(A run of records)

_ _ _ _ _ _ _

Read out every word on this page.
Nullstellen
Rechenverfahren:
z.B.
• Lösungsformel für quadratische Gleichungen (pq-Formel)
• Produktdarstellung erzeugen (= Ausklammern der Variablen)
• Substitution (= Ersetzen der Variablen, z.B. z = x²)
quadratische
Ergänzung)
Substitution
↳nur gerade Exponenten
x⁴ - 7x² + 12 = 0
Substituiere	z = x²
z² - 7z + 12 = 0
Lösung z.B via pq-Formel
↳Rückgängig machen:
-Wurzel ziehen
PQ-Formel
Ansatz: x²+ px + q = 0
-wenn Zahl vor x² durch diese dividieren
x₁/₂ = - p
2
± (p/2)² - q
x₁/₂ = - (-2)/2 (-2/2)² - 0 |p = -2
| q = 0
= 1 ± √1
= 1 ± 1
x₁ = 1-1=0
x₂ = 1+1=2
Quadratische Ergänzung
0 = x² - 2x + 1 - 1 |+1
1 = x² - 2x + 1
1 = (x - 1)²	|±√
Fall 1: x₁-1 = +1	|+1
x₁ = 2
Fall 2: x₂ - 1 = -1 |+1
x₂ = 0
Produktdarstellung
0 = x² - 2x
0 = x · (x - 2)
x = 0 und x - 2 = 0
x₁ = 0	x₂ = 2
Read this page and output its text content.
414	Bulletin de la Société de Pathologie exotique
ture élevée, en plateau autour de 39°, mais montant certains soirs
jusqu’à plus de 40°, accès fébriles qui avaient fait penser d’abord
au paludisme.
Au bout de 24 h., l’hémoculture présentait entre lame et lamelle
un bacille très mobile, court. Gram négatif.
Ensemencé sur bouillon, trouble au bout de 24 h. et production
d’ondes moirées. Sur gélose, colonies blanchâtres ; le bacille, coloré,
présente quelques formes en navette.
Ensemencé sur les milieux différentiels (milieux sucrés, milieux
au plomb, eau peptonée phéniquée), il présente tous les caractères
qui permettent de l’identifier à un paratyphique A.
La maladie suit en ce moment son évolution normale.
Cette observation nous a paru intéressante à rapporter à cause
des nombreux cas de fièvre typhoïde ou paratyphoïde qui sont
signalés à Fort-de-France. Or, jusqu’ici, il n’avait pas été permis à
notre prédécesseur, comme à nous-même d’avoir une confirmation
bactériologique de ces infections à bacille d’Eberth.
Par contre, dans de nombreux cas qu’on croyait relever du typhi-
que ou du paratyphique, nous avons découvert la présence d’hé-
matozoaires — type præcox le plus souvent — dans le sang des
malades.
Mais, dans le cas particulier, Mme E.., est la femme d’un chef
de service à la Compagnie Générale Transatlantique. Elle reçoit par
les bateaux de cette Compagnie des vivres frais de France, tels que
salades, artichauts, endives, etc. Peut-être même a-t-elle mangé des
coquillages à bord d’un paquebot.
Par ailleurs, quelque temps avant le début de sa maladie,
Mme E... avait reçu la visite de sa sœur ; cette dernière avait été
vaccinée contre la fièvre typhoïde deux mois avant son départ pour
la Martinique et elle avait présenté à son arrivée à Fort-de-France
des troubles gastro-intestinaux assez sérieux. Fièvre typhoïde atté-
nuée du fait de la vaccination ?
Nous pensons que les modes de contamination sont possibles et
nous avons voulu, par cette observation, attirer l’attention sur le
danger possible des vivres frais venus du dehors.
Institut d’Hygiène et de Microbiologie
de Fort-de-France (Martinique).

_ _ _ _ _ _ _

> WHAT YOU SHOULD DO
Reproduce the data shown above exactly.

> WRITTEN REPLY
Read out every word on this page.
Nullstellen
Rechenverfahren:
z.B.
• Lösungsformel für quadratische Gleichungen (pq-Formel)
• Produktdarstellung erzeugen (= Ausklammern der Variablen)
• Substitution (= Ersetzen der Variablen, z.B. z = x²)
quadratische
Ergänzung)
Substitution
↳nur gerade Exponenten
x⁴ - 7x² + 12 = 0
Substituiere	z = x²
z² - 7z + 12 = 0
Lösung z.B via pq-Formel
↳Rückgängig machen:
-Wurzel ziehen
PQ-Formel
Ansatz: x²+ px + q = 0
-wenn Zahl vor x² durch diese dividieren
x₁/₂ = - p
2
± (p/2)² - q
x₁/₂ = - (-2)/2 (-2/2)² - 0 |p = -2
| q = 0
= 1 ± √1
= 1 ± 1
x₁ = 1-1=0
x₂ = 1+1=2
Quadratische Ergänzung
0 = x² - 2x + 1 - 1 |+1
1 = x² - 2x + 1
1 = (x - 1)²	|±√
Fall 1: x₁-1 = +1	|+1
x₁ = 2
Fall 2: x₂ - 1 = -1 |+1
x₂ = 0
Produktdarstellung
0 = x² - 2x
0 = x · (x - 2)
x = 0 und x - 2 = 0
x₁ = 0	x₂ = 2
Read this page and output its text content.
414	Bulletin de la Société de Pathologie exotique
ture élevée, en plateau autour de 39°, mais montant certains soirs
jusqu’à plus de 40°, accès fébriles qui avaient fait penser d’abord
au paludisme.
Au bout de 24 h., l’hémoculture présentait entre lame et lamelle
un bacille très mobile, court. Gram négatif.
Ensemencé sur bouillon, trouble au bout de 24 h. et production
d’ondes moirées. Sur gélose, colonies blanchâtres ; le bacille, coloré,
présente quelques formes en navette.
Ensemencé sur les milieux différentiels (milieux sucrés, milieux
au plomb, eau peptonée phéniquée), il présente tous les caractères
qui permettent de l’identifier à un paratyphique A.
La maladie suit en ce moment son évolution normale.
Cette observation nous a paru intéressante à rapporter à cause
des nombreux cas de fièvre typhoïde ou paratyphoïde qui sont
signalés à Fort-de-France. Or, jusqu’ici, il n’avait pas été permis à
notre prédécesseur, comme à nous-même d’avoir une confirmation
bactériologique de ces infections à bacille d’Eberth.
Par contre, dans de nombreux cas qu’on croyait relever du typhi-
que ou du paratyphique, nous avons découvert la présence d’hé-
matozoaires — type præcox le plus souvent — dans le sang des
malades.
Mais, dans le cas particulier, Mme E.., est la femme d’un chef
de service à la Compagnie Générale Transatlantique. Elle reçoit par
les bateaux de cette Compagnie des vivres frais de France, tels que
salades, artichauts, endives, etc. Peut-être même a-t-elle mangé des
coquillages à bord d’un paquebot.
Par ailleurs, quelque temps avant le début de sa maladie,
Mme E... avait reçu la visite de sa sœur ; cette dernière avait été
vaccinée contre la fièvre typhoïde deux mois avant son départ pour
la Martinique et elle avait présenté à son arrivée à Fort-de-France
des troubles gastro-intestinaux assez sérieux. Fièvre typhoïde atté-
nuée du fait de la vaccination ?
Nous pensons que les modes de contamination sont possibles et
nous avons voulu, par cette observation, attirer l’attention sur le
danger possible des vivres frais venus du dehors.
Institut d’Hygiène et de Microbiologie
de Fort-de-France (Martinique).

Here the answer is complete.